Figure dataset records
#####
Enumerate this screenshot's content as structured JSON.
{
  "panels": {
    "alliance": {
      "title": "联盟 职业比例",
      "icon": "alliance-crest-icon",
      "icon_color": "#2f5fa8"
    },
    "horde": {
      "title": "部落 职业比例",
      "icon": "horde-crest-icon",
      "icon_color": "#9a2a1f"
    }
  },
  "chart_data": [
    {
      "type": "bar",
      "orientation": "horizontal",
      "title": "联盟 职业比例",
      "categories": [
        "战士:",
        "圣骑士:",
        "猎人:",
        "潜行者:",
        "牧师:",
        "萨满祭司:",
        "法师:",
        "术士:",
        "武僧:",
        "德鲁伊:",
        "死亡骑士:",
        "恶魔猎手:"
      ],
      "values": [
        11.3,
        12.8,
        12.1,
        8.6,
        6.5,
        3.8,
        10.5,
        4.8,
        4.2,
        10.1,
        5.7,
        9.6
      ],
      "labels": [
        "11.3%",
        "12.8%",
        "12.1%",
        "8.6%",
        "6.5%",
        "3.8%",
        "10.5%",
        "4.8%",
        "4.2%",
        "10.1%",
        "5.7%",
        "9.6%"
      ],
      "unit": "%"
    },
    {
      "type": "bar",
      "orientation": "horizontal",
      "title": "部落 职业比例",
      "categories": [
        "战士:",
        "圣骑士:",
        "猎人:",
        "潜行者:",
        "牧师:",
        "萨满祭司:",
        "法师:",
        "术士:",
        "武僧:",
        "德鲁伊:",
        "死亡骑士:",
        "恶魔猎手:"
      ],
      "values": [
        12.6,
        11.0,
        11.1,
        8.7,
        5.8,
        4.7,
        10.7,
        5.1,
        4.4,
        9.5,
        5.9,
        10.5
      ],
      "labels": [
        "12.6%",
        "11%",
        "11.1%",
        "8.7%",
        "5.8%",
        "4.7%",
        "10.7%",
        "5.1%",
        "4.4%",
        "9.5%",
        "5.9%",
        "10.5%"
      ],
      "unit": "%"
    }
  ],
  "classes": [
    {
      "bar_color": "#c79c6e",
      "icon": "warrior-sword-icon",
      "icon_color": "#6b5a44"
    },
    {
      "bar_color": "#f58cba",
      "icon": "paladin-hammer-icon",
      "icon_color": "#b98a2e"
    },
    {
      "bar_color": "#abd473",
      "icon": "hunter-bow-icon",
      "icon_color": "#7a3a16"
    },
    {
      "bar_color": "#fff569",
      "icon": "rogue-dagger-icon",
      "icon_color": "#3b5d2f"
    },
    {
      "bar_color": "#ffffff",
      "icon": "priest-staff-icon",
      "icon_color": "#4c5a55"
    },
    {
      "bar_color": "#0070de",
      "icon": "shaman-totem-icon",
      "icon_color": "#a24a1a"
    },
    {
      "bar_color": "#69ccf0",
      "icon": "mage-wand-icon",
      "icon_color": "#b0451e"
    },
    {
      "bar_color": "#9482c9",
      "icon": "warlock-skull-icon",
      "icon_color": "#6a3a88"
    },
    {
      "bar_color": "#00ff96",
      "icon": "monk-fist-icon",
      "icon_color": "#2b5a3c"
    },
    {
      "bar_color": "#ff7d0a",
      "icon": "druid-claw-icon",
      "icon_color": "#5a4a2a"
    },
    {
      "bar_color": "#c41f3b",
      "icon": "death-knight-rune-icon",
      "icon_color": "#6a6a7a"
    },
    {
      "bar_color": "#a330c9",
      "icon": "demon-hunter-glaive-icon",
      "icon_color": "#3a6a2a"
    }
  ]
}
#####
_SHORT EXERCISE_
Using the data above, reproduce every line exactly.

_TASK SOLUTION_
Enumerate this screenshot's content as structured JSON.
{
  "panels": {
    "alliance": {
      "title": "联盟 职业比例",
      "icon": "alliance-crest-icon",
      "icon_color": "#2f5fa8"
    },
    "horde": {
      "title": "部落 职业比例",
      "icon": "horde-crest-icon",
      "icon_color": "#9a2a1f"
    }
  },
  "chart_data": [
    {
      "type": "bar",
      "orientation": "horizontal",
      "title": "联盟 职业比例",
      "categories": [
        "战士:",
        "圣骑士:",
        "猎人:",
        "潜行者:",
        "牧师:",
        "萨满祭司:",
        "法师:",
        "术士:",
        "武僧:",
        "德鲁伊:",
        "死亡骑士:",
        "恶魔猎手:"
      ],
      "values": [
        11.3,
        12.8,
        12.1,
        8.6,
        6.5,
        3.8,
        10.5,
        4.8,
        4.2,
        10.1,
        5.7,
        9.6
      ],
      "labels": [
        "11.3%",
        "12.8%",
        "12.1%",
        "8.6%",
        "6.5%",
        "3.8%",
        "10.5%",
        "4.8%",
        "4.2%",
        "10.1%",
        "5.7%",
        "9.6%"
      ],
      "unit": "%"
    },
    {
      "type": "bar",
      "orientation": "horizontal",
      "title": "部落 职业比例",
      "categories": [
        "战士:",
        "圣骑士:",
        "猎人:",
        "潜行者:",
        "牧师:",
        "萨满祭司:",
        "法师:",
        "术士:",
        "武僧:",
        "德鲁伊:",
        "死亡骑士:",
        "恶魔猎手:"
      ],
      "values": [
        12.6,
        11.0,
        11.1,
        8.7,
        5.8,
        4.7,
        10.7,
        5.1,
        4.4,
        9.5,
        5.9,
        10.5
      ],
      "labels": [
        "12.6%",
        "11%",
        "11.1%",
        "8.7%",
        "5.8%",
        "4.7%",
        "10.7%",
        "5.1%",
        "4.4%",
        "9.5%",
        "5.9%",
        "10.5%"
      ],
      "unit": "%"
    }
  ],
  "classes": [
    {
      "bar_color": "#c79c6e",
      "icon": "warrior-sword-icon",
      "icon_color": "#6b5a44"
    },
    {
      "bar_color": "#f58cba",
      "icon": "paladin-hammer-icon",
      "icon_color": "#b98a2e"
    },
    {
      "bar_color": "#abd473",
      "icon": "hunter-bow-icon",
      "icon_color": "#7a3a16"
    },
    {
      "bar_color": "#fff569",
      "icon": "rogue-dagger-icon",
      "icon_color": "#3b5d2f"
    },
    {
      "bar_color": "#ffffff",
      "icon": "priest-staff-icon",
      "icon_color": "#4c5a55"
    },
    {
      "bar_color": "#0070de",
      "icon": "shaman-totem-icon",
      "icon_color": "#a24a1a"
    },
    {
      "bar_color": "#69ccf0",
      "icon": "mage-wand-icon",
      "icon_color": "#b0451e"
    },
    {
      "bar_color": "#9482c9",
      "icon": "warlock-skull-icon",
      "icon_color": "#6a3a88"
    },
    {
      "bar_color": "#00ff96",
      "icon": "monk-fist-icon",
      "icon_color": "#2b5a3c"
    },
    {
      "bar_color": "#ff7d0a",
      "icon": "druid-claw-icon",
      "icon_color": "#5a4a2a"
    },
    {
      "bar_color": "#c41f3b",
      "icon": "death-knight-rune-icon",
      "icon_color": "#6a6a7a"
    },
    {
      "bar_color": "#a330c9",
      "icon": "demon-hunter-glaive-icon",
      "icon_color": "#3a6a2a"
    }
  ]
}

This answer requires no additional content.